- _EXERCISE_
Skip the pictures. Reproduce all other material exactly.

- _PROVIDED DATA_

# # # # # # #

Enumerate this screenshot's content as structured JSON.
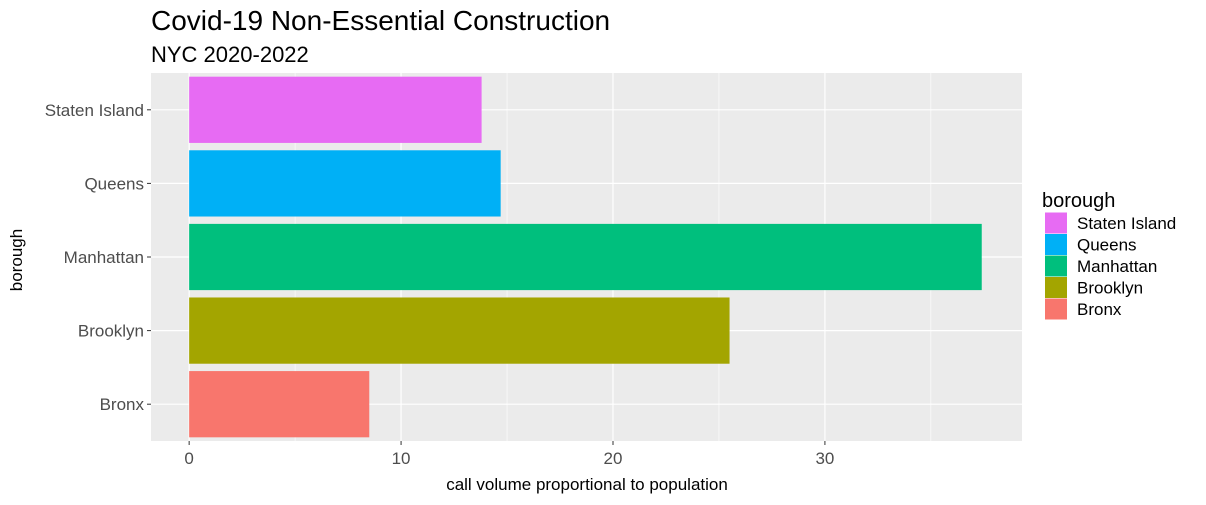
{
  "chart_data": {
    "type": "bar",
    "orientation": "horizontal",
    "title": "Covid-19 Non-Essential Construction",
    "subtitle": "NYC 2020-2022",
    "xlabel": "call volume proportional to population",
    "ylabel": "borough",
    "xlim": [
      -1.8,
      39.3
    ],
    "xticks": [
      0,
      10,
      20,
      30
    ],
    "categories": [
      "Bronx",
      "Brooklyn",
      "Manhattan",
      "Queens",
      "Staten Island"
    ],
    "values": [
      8.5,
      25.5,
      37.4,
      14.7,
      13.8
    ],
    "colors": [
      "#F8766D",
      "#A3A500",
      "#00BF7D",
      "#00B0F6",
      "#E76BF3"
    ],
    "grid": true,
    "panel_background": "#EBEBEB",
    "grid_color": "#FFFFFF",
    "legend": {
      "title": "borough",
      "position": "right",
      "entries": [
        "Staten Island",
        "Queens",
        "Manhattan",
        "Brooklyn",
        "Bronx"
      ]
    }
  }
}
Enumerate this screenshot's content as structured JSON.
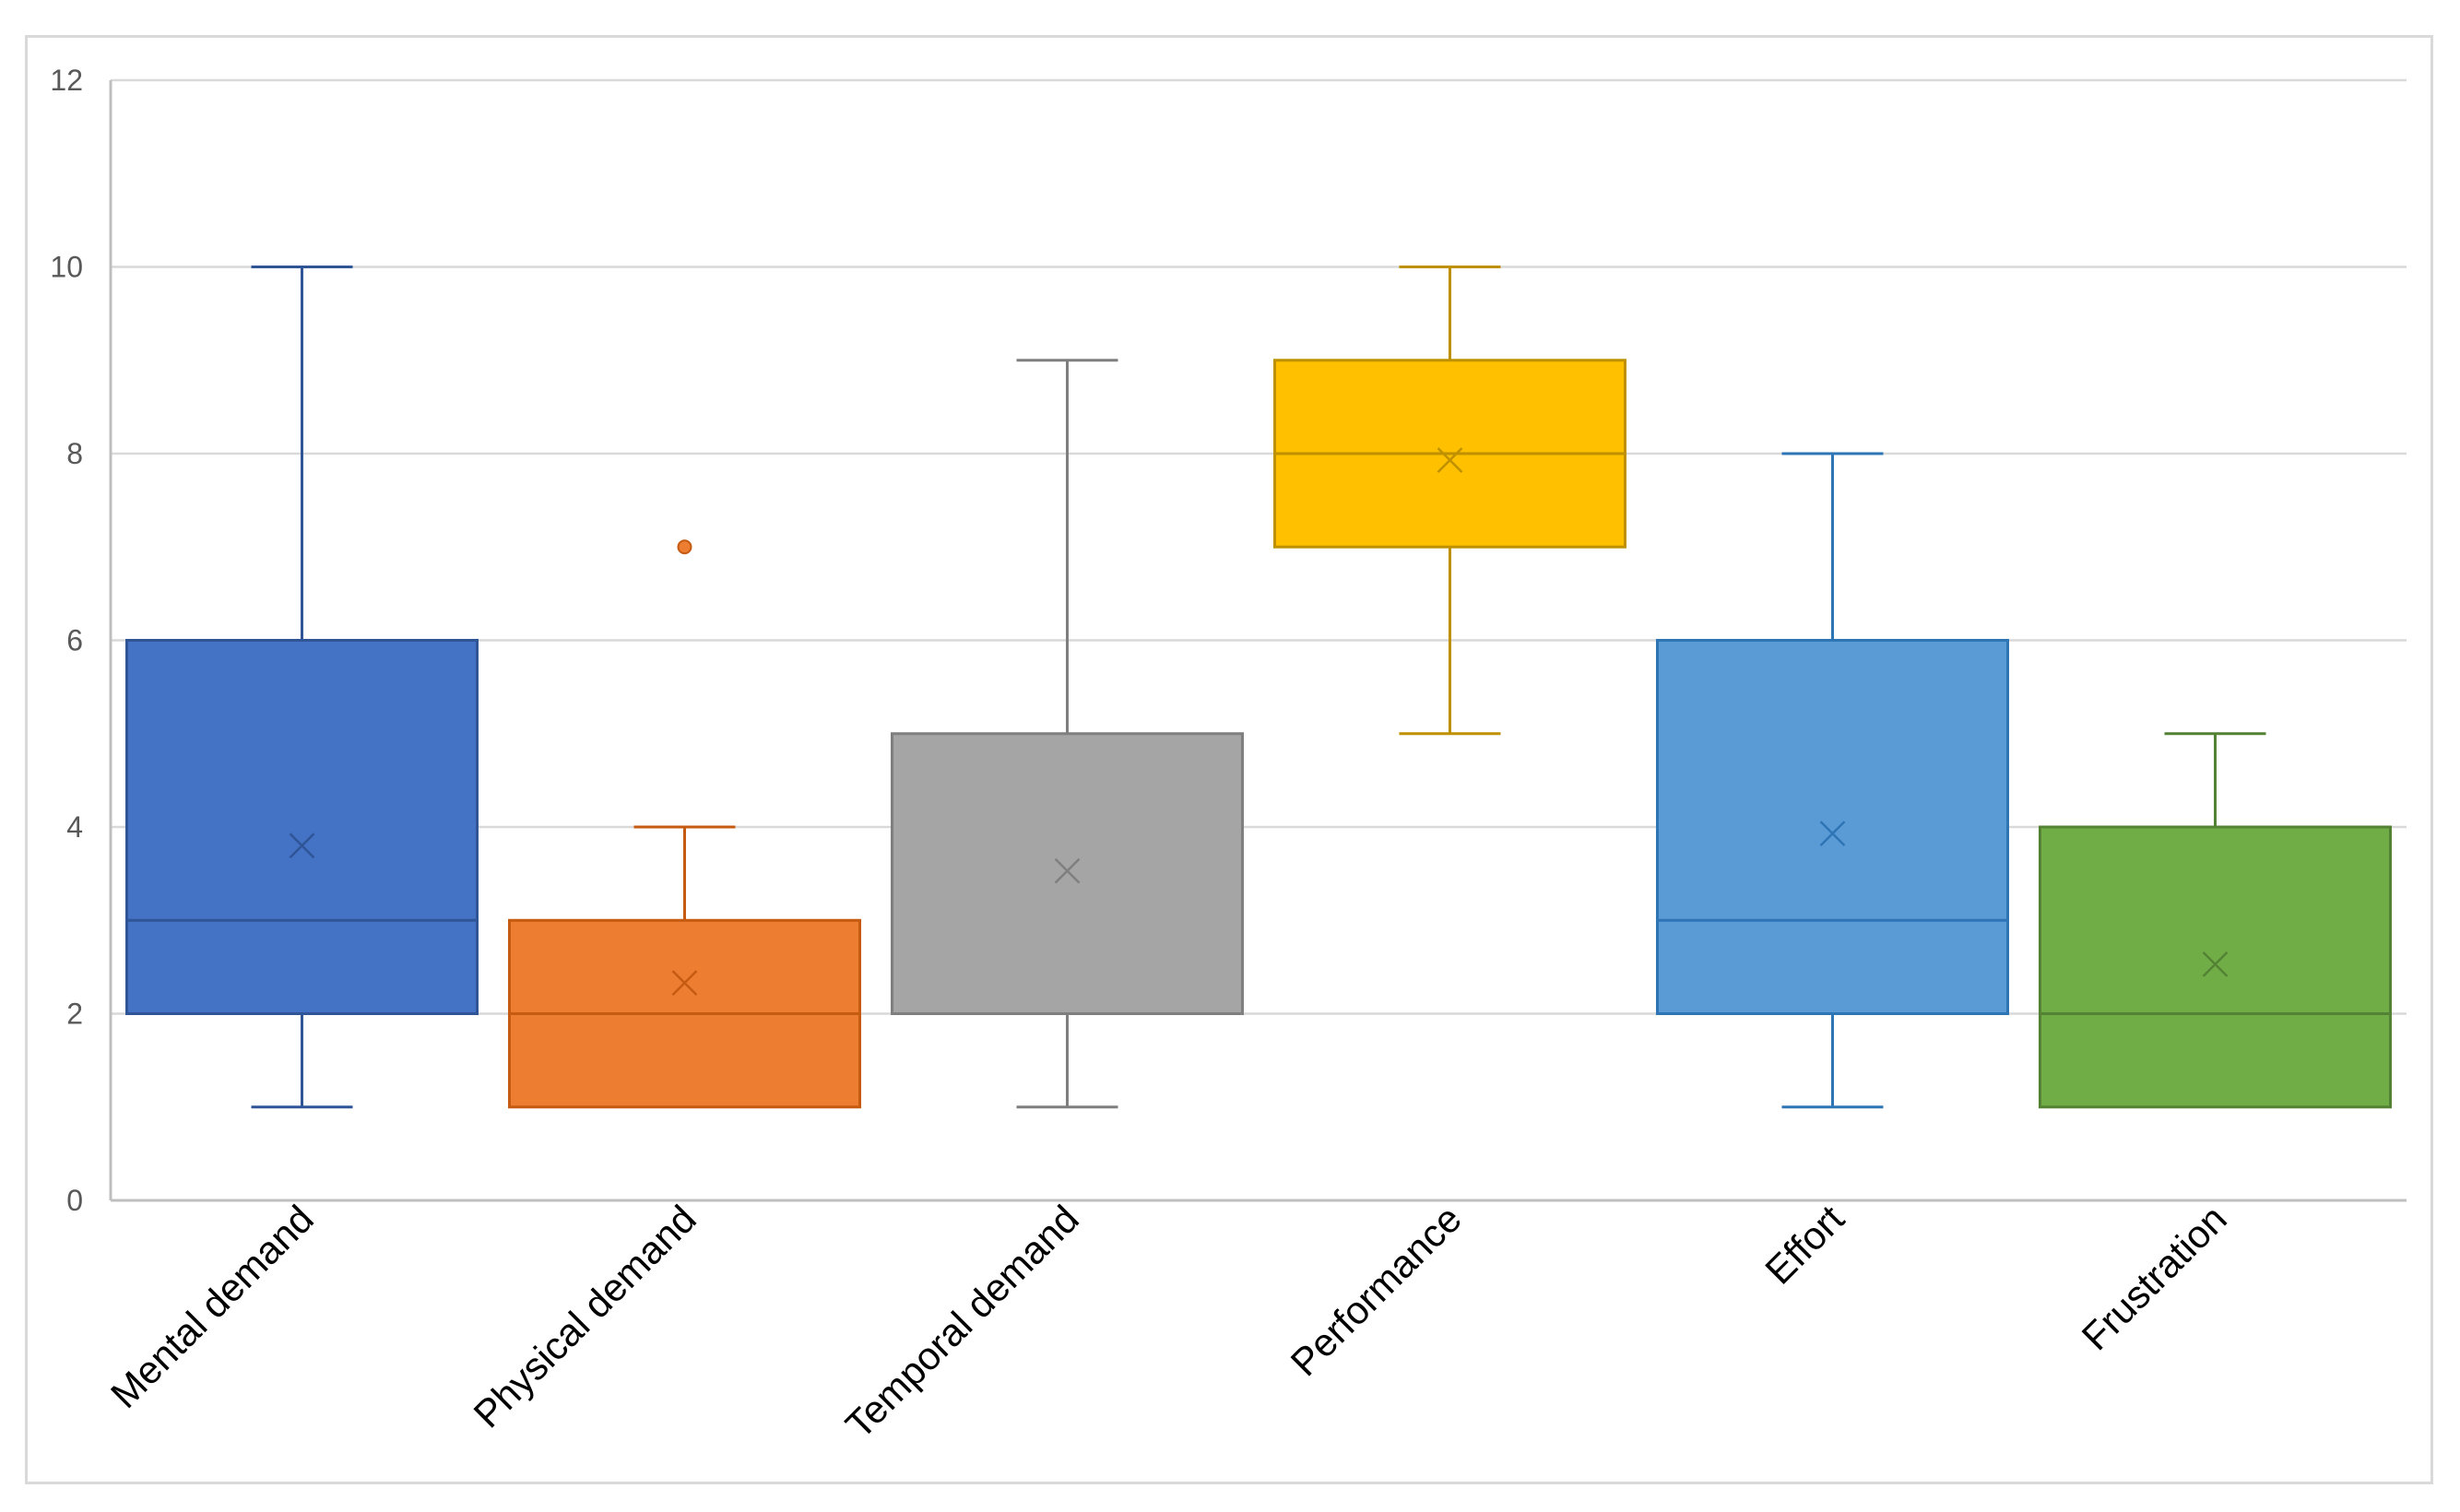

# # # # # # #

- _RESULT OF THIS EXERCISE_
Enumerate this screenshot's content as structured JSON.
{
  "chart_data": {
    "type": "bar",
    "orientation": "horizontal",
    "title": "Covid-19 Non-Essential Construction",
    "subtitle": "NYC 2020-2022",
    "xlabel": "call volume proportional to population",
    "ylabel": "borough",
    "xlim": [
      -1.8,
      39.3
    ],
    "xticks": [
      0,
      10,
      20,
      30
    ],
    "categories": [
      "Bronx",
      "Brooklyn",
      "Manhattan",
      "Queens",
      "Staten Island"
    ],
    "values": [
      8.5,
      25.5,
      37.4,
      14.7,
      13.8
    ],
    "colors": [
      "#F8766D",
      "#A3A500",
      "#00BF7D",
      "#00B0F6",
      "#E76BF3"
    ],
    "grid": true,
    "panel_background": "#EBEBEB",
    "grid_color": "#FFFFFF",
    "legend": {
      "title": "borough",
      "position": "right",
      "entries": [
        "Staten Island",
        "Queens",
        "Manhattan",
        "Brooklyn",
        "Bronx"
      ]
    }
  }
}
Enumerate this screenshot's content as structured JSON.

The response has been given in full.